= AIM OF THE TASK =
Drop every picture, then transcribe the remaining data exactly.

= SOURCE MATERIAL =
»»
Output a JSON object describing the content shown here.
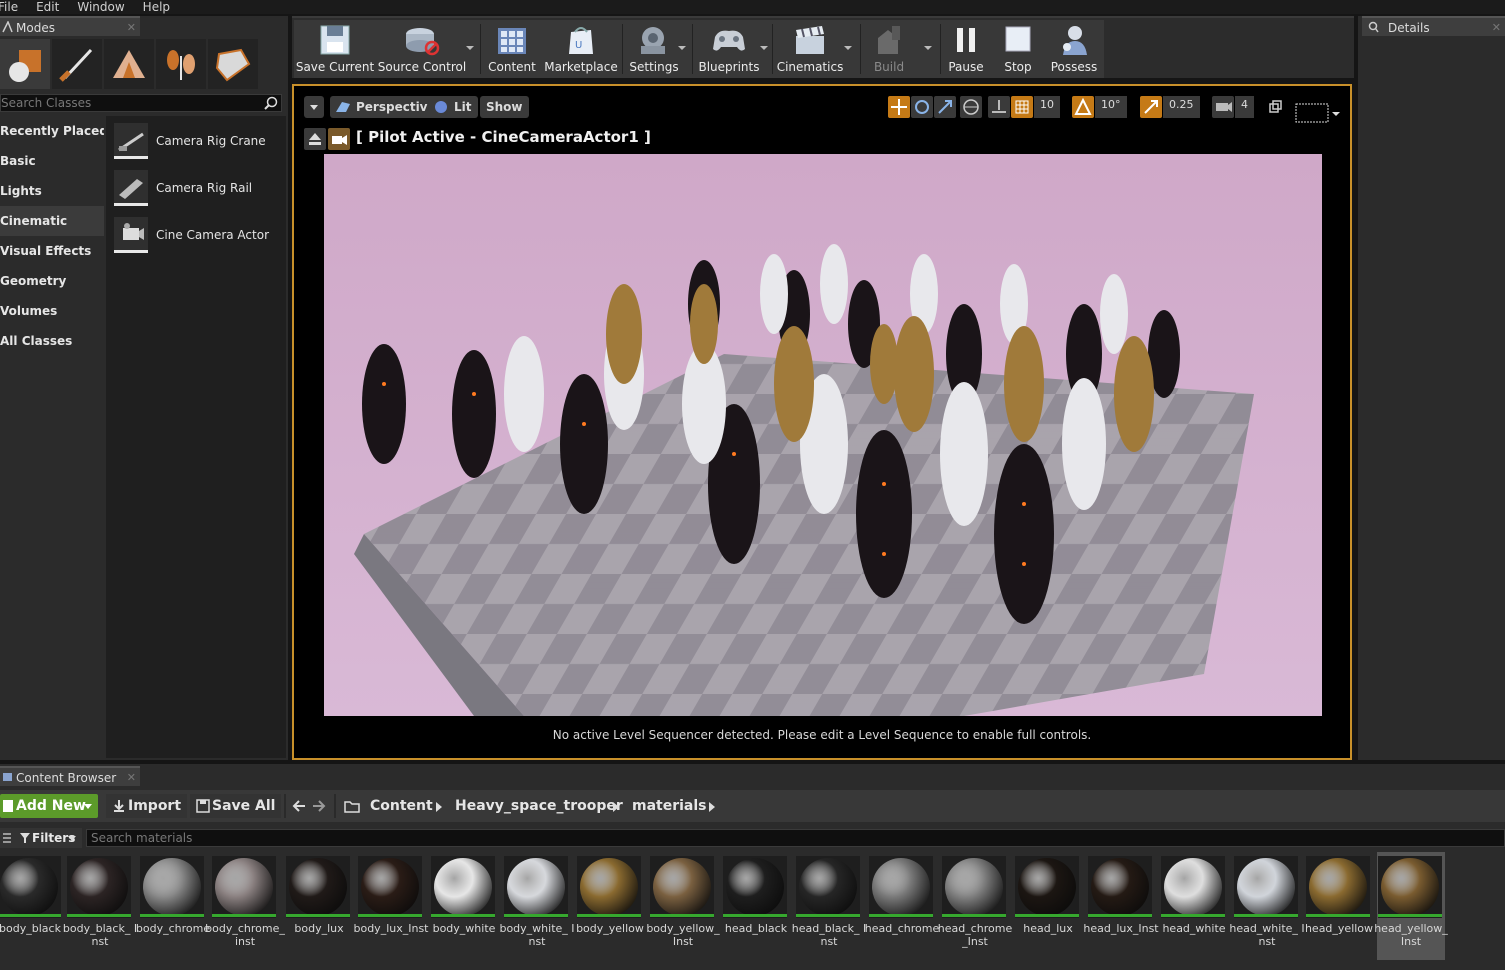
{
  "menu": [
    "File",
    "Edit",
    "Window",
    "Help"
  ],
  "modes_panel": {
    "tab_title": "Modes",
    "search_placeholder": "Search Classes",
    "categories": [
      "Recently Placed",
      "Basic",
      "Lights",
      "Cinematic",
      "Visual Effects",
      "Geometry",
      "Volumes",
      "All Classes"
    ],
    "selected_category": "Cinematic",
    "classes": [
      "Camera Rig Crane",
      "Camera Rig Rail",
      "Cine Camera Actor"
    ]
  },
  "toolbar": {
    "save_current": "Save Current",
    "source_control": "Source Control",
    "content": "Content",
    "marketplace": "Marketplace",
    "settings": "Settings",
    "blueprints": "Blueprints",
    "cinematics": "Cinematics",
    "build": "Build",
    "pause": "Pause",
    "stop": "Stop",
    "possess": "Possess"
  },
  "viewport": {
    "perspective": "Perspective",
    "lit": "Lit",
    "show": "Show",
    "grid_snap": "10",
    "rotation_snap": "10°",
    "scale_snap": "0.25",
    "camera_speed": "4",
    "pilot_label": "[ Pilot Active - CineCameraActor1 ]",
    "message": "No active Level Sequencer detected. Please edit a Level Sequence to enable full controls."
  },
  "details_panel": {
    "tab_title": "Details"
  },
  "content_browser": {
    "tab_title": "Content Browser",
    "add_new": "Add New",
    "import": "Import",
    "save_all": "Save All",
    "breadcrumb": [
      "Content",
      "Heavy_space_trooper",
      "materials"
    ],
    "filters": "Filters",
    "search_placeholder": "Search materials",
    "assets": [
      {
        "name": "body_black",
        "tone": "#2a2a2a"
      },
      {
        "name": "body_black_ Inst",
        "tone": "#2c2424"
      },
      {
        "name": "body_chrome",
        "tone": "#8a8a8a"
      },
      {
        "name": "body_chrome_ inst",
        "tone": "#8a8080"
      },
      {
        "name": "body_lux",
        "tone": "#201a18"
      },
      {
        "name": "body_lux_Inst",
        "tone": "#2a1c16"
      },
      {
        "name": "body_white",
        "tone": "#e6e6e6"
      },
      {
        "name": "body_white_ Inst",
        "tone": "#d6d8dc"
      },
      {
        "name": "body_yellow",
        "tone": "#8a6a30"
      },
      {
        "name": "body_yellow_ Inst",
        "tone": "#7a6040"
      },
      {
        "name": "head_black",
        "tone": "#1e1e1e"
      },
      {
        "name": "head_black_ Inst",
        "tone": "#262626"
      },
      {
        "name": "head_chrome",
        "tone": "#7a7a7a"
      },
      {
        "name": "head_chrome _Inst",
        "tone": "#828282"
      },
      {
        "name": "head_lux",
        "tone": "#1c1612"
      },
      {
        "name": "head_lux_Inst",
        "tone": "#241a14"
      },
      {
        "name": "head_white",
        "tone": "#dedede"
      },
      {
        "name": "head_white_ Inst",
        "tone": "#d0d4da"
      },
      {
        "name": "head_yellow",
        "tone": "#8a6a30"
      },
      {
        "name": "head_yellow_ Inst",
        "tone": "#7a5c30"
      }
    ],
    "selected_asset": "head_yellow_ Inst"
  },
  "colors": {
    "accent_orange": "#c8902a",
    "add_new_green": "#5c9b2a",
    "asset_underline": "#36a82e",
    "viewport_background": "#d4b0cc"
  }
}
««
= RESULT =
Output a JSON object describing the content shown here.
{
  "menu": [
    "File",
    "Edit",
    "Window",
    "Help"
  ],
  "modes_panel": {
    "tab_title": "Modes",
    "search_placeholder": "Search Classes",
    "categories": [
      "Recently Placed",
      "Basic",
      "Lights",
      "Cinematic",
      "Visual Effects",
      "Geometry",
      "Volumes",
      "All Classes"
    ],
    "selected_category": "Cinematic",
    "classes": [
      "Camera Rig Crane",
      "Camera Rig Rail",
      "Cine Camera Actor"
    ]
  },
  "toolbar": {
    "save_current": "Save Current",
    "source_control": "Source Control",
    "content": "Content",
    "marketplace": "Marketplace",
    "settings": "Settings",
    "blueprints": "Blueprints",
    "cinematics": "Cinematics",
    "build": "Build",
    "pause": "Pause",
    "stop": "Stop",
    "possess": "Possess"
  },
  "viewport": {
    "perspective": "Perspective",
    "lit": "Lit",
    "show": "Show",
    "grid_snap": "10",
    "rotation_snap": "10°",
    "scale_snap": "0.25",
    "camera_speed": "4",
    "pilot_label": "[ Pilot Active - CineCameraActor1 ]",
    "message": "No active Level Sequencer detected. Please edit a Level Sequence to enable full controls."
  },
  "details_panel": {
    "tab_title": "Details"
  },
  "content_browser": {
    "tab_title": "Content Browser",
    "add_new": "Add New",
    "import": "Import",
    "save_all": "Save All",
    "breadcrumb": [
      "Content",
      "Heavy_space_trooper",
      "materials"
    ],
    "filters": "Filters",
    "search_placeholder": "Search materials",
    "assets": [
      {
        "name": "body_black",
        "tone": "#2a2a2a"
      },
      {
        "name": "body_black_ Inst",
        "tone": "#2c2424"
      },
      {
        "name": "body_chrome",
        "tone": "#8a8a8a"
      },
      {
        "name": "body_chrome_ inst",
        "tone": "#8a8080"
      },
      {
        "name": "body_lux",
        "tone": "#201a18"
      },
      {
        "name": "body_lux_Inst",
        "tone": "#2a1c16"
      },
      {
        "name": "body_white",
        "tone": "#e6e6e6"
      },
      {
        "name": "body_white_ Inst",
        "tone": "#d6d8dc"
      },
      {
        "name": "body_yellow",
        "tone": "#8a6a30"
      },
      {
        "name": "body_yellow_ Inst",
        "tone": "#7a6040"
      },
      {
        "name": "head_black",
        "tone": "#1e1e1e"
      },
      {
        "name": "head_black_ Inst",
        "tone": "#262626"
      },
      {
        "name": "head_chrome",
        "tone": "#7a7a7a"
      },
      {
        "name": "head_chrome _Inst",
        "tone": "#828282"
      },
      {
        "name": "head_lux",
        "tone": "#1c1612"
      },
      {
        "name": "head_lux_Inst",
        "tone": "#241a14"
      },
      {
        "name": "head_white",
        "tone": "#dedede"
      },
      {
        "name": "head_white_ Inst",
        "tone": "#d0d4da"
      },
      {
        "name": "head_yellow",
        "tone": "#8a6a30"
      },
      {
        "name": "head_yellow_ Inst",
        "tone": "#7a5c30"
      }
    ],
    "selected_asset": "head_yellow_ Inst"
  },
  "colors": {
    "accent_orange": "#c8902a",
    "add_new_green": "#5c9b2a",
    "asset_underline": "#36a82e",
    "viewport_background": "#d4b0cc"
  }
}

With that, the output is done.